Brief -
Transcribe the listing word for word.

Data items:
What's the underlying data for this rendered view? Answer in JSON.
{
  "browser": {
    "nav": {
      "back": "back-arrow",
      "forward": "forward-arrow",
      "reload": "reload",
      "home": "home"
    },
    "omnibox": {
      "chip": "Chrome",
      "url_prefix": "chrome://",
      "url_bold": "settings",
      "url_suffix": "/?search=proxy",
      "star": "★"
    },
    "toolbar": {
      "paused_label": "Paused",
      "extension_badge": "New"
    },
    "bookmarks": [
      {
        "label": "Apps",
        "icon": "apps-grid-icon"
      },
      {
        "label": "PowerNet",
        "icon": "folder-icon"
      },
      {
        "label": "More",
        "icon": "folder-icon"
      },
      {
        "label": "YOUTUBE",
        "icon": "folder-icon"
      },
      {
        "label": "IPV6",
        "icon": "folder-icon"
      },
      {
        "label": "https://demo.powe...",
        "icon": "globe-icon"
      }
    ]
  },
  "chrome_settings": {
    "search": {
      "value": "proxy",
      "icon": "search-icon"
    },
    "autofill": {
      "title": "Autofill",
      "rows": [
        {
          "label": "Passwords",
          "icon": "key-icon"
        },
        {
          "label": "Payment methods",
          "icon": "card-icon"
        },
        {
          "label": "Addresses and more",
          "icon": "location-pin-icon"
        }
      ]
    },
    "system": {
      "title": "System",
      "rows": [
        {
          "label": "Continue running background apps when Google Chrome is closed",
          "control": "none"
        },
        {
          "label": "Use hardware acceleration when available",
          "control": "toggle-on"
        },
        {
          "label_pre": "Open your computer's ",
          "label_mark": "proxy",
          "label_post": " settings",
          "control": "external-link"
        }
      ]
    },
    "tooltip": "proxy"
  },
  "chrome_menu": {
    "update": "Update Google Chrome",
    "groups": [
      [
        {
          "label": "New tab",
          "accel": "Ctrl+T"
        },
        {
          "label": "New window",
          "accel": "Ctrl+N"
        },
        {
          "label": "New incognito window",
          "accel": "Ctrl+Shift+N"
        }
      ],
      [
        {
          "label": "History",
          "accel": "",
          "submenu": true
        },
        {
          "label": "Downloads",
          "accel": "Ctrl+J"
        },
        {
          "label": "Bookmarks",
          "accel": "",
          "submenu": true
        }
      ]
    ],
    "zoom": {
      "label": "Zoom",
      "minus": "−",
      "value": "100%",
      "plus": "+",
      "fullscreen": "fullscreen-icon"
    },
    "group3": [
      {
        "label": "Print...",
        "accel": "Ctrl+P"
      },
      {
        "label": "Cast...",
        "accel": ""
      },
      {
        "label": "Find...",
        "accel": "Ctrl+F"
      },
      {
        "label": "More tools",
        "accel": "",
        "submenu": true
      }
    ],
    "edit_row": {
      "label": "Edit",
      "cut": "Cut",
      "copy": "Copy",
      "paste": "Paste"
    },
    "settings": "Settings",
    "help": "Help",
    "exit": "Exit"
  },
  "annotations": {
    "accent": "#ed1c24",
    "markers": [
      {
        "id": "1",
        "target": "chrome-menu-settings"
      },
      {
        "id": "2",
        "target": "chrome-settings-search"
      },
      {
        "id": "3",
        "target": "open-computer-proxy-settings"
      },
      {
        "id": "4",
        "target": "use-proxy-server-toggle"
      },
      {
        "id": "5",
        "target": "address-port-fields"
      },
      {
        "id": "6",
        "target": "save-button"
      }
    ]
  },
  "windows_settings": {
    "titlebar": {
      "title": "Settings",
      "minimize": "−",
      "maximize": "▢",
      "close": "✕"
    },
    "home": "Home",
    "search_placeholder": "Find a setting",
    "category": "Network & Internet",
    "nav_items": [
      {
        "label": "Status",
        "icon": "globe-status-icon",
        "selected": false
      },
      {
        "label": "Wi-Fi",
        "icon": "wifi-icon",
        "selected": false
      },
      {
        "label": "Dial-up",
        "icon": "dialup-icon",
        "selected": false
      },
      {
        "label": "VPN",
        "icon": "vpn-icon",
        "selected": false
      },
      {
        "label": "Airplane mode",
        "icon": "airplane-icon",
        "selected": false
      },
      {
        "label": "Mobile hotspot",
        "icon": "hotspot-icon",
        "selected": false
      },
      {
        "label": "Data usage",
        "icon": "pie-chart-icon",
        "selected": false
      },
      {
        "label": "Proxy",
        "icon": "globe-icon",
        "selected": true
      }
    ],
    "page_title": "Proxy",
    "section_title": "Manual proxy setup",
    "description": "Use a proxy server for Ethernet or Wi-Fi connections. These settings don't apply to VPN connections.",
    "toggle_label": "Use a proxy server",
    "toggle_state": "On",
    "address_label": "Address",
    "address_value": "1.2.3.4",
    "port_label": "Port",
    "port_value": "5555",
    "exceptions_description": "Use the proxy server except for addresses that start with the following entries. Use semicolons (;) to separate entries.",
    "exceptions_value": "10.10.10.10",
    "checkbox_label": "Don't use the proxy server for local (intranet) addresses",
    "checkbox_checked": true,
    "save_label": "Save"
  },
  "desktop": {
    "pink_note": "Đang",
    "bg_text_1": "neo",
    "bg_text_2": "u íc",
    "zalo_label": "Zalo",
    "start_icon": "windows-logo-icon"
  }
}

Task output -
What's the underlying data for this rendered view? Answer in JSON.
{
  "browser": {
    "nav": {
      "back": "back-arrow",
      "forward": "forward-arrow",
      "reload": "reload",
      "home": "home"
    },
    "omnibox": {
      "chip": "Chrome",
      "url_prefix": "chrome://",
      "url_bold": "settings",
      "url_suffix": "/?search=proxy",
      "star": "★"
    },
    "toolbar": {
      "paused_label": "Paused",
      "extension_badge": "New"
    },
    "bookmarks": [
      {
        "label": "Apps",
        "icon": "apps-grid-icon"
      },
      {
        "label": "PowerNet",
        "icon": "folder-icon"
      },
      {
        "label": "More",
        "icon": "folder-icon"
      },
      {
        "label": "YOUTUBE",
        "icon": "folder-icon"
      },
      {
        "label": "IPV6",
        "icon": "folder-icon"
      },
      {
        "label": "https://demo.powe...",
        "icon": "globe-icon"
      }
    ]
  },
  "chrome_settings": {
    "search": {
      "value": "proxy",
      "icon": "search-icon"
    },
    "autofill": {
      "title": "Autofill",
      "rows": [
        {
          "label": "Passwords",
          "icon": "key-icon"
        },
        {
          "label": "Payment methods",
          "icon": "card-icon"
        },
        {
          "label": "Addresses and more",
          "icon": "location-pin-icon"
        }
      ]
    },
    "system": {
      "title": "System",
      "rows": [
        {
          "label": "Continue running background apps when Google Chrome is closed",
          "control": "none"
        },
        {
          "label": "Use hardware acceleration when available",
          "control": "toggle-on"
        },
        {
          "label_pre": "Open your computer's ",
          "label_mark": "proxy",
          "label_post": " settings",
          "control": "external-link"
        }
      ]
    },
    "tooltip": "proxy"
  },
  "chrome_menu": {
    "update": "Update Google Chrome",
    "groups": [
      [
        {
          "label": "New tab",
          "accel": "Ctrl+T"
        },
        {
          "label": "New window",
          "accel": "Ctrl+N"
        },
        {
          "label": "New incognito window",
          "accel": "Ctrl+Shift+N"
        }
      ],
      [
        {
          "label": "History",
          "accel": "",
          "submenu": true
        },
        {
          "label": "Downloads",
          "accel": "Ctrl+J"
        },
        {
          "label": "Bookmarks",
          "accel": "",
          "submenu": true
        }
      ]
    ],
    "zoom": {
      "label": "Zoom",
      "minus": "−",
      "value": "100%",
      "plus": "+",
      "fullscreen": "fullscreen-icon"
    },
    "group3": [
      {
        "label": "Print...",
        "accel": "Ctrl+P"
      },
      {
        "label": "Cast...",
        "accel": ""
      },
      {
        "label": "Find...",
        "accel": "Ctrl+F"
      },
      {
        "label": "More tools",
        "accel": "",
        "submenu": true
      }
    ],
    "edit_row": {
      "label": "Edit",
      "cut": "Cut",
      "copy": "Copy",
      "paste": "Paste"
    },
    "settings": "Settings",
    "help": "Help",
    "exit": "Exit"
  },
  "annotations": {
    "accent": "#ed1c24",
    "markers": [
      {
        "id": "1",
        "target": "chrome-menu-settings"
      },
      {
        "id": "2",
        "target": "chrome-settings-search"
      },
      {
        "id": "3",
        "target": "open-computer-proxy-settings"
      },
      {
        "id": "4",
        "target": "use-proxy-server-toggle"
      },
      {
        "id": "5",
        "target": "address-port-fields"
      },
      {
        "id": "6",
        "target": "save-button"
      }
    ]
  },
  "windows_settings": {
    "titlebar": {
      "title": "Settings",
      "minimize": "−",
      "maximize": "▢",
      "close": "✕"
    },
    "home": "Home",
    "search_placeholder": "Find a setting",
    "category": "Network & Internet",
    "nav_items": [
      {
        "label": "Status",
        "icon": "globe-status-icon",
        "selected": false
      },
      {
        "label": "Wi-Fi",
        "icon": "wifi-icon",
        "selected": false
      },
      {
        "label": "Dial-up",
        "icon": "dialup-icon",
        "selected": false
      },
      {
        "label": "VPN",
        "icon": "vpn-icon",
        "selected": false
      },
      {
        "label": "Airplane mode",
        "icon": "airplane-icon",
        "selected": false
      },
      {
        "label": "Mobile hotspot",
        "icon": "hotspot-icon",
        "selected": false
      },
      {
        "label": "Data usage",
        "icon": "pie-chart-icon",
        "selected": false
      },
      {
        "label": "Proxy",
        "icon": "globe-icon",
        "selected": true
      }
    ],
    "page_title": "Proxy",
    "section_title": "Manual proxy setup",
    "description": "Use a proxy server for Ethernet or Wi-Fi connections. These settings don't apply to VPN connections.",
    "toggle_label": "Use a proxy server",
    "toggle_state": "On",
    "address_label": "Address",
    "address_value": "1.2.3.4",
    "port_label": "Port",
    "port_value": "5555",
    "exceptions_description": "Use the proxy server except for addresses that start with the following entries. Use semicolons (;) to separate entries.",
    "exceptions_value": "10.10.10.10",
    "checkbox_label": "Don't use the proxy server for local (intranet) addresses",
    "checkbox_checked": true,
    "save_label": "Save"
  },
  "desktop": {
    "pink_note": "Đang",
    "bg_text_1": "neo",
    "bg_text_2": "u íc",
    "zalo_label": "Zalo",
    "start_icon": "windows-logo-icon"
  }
}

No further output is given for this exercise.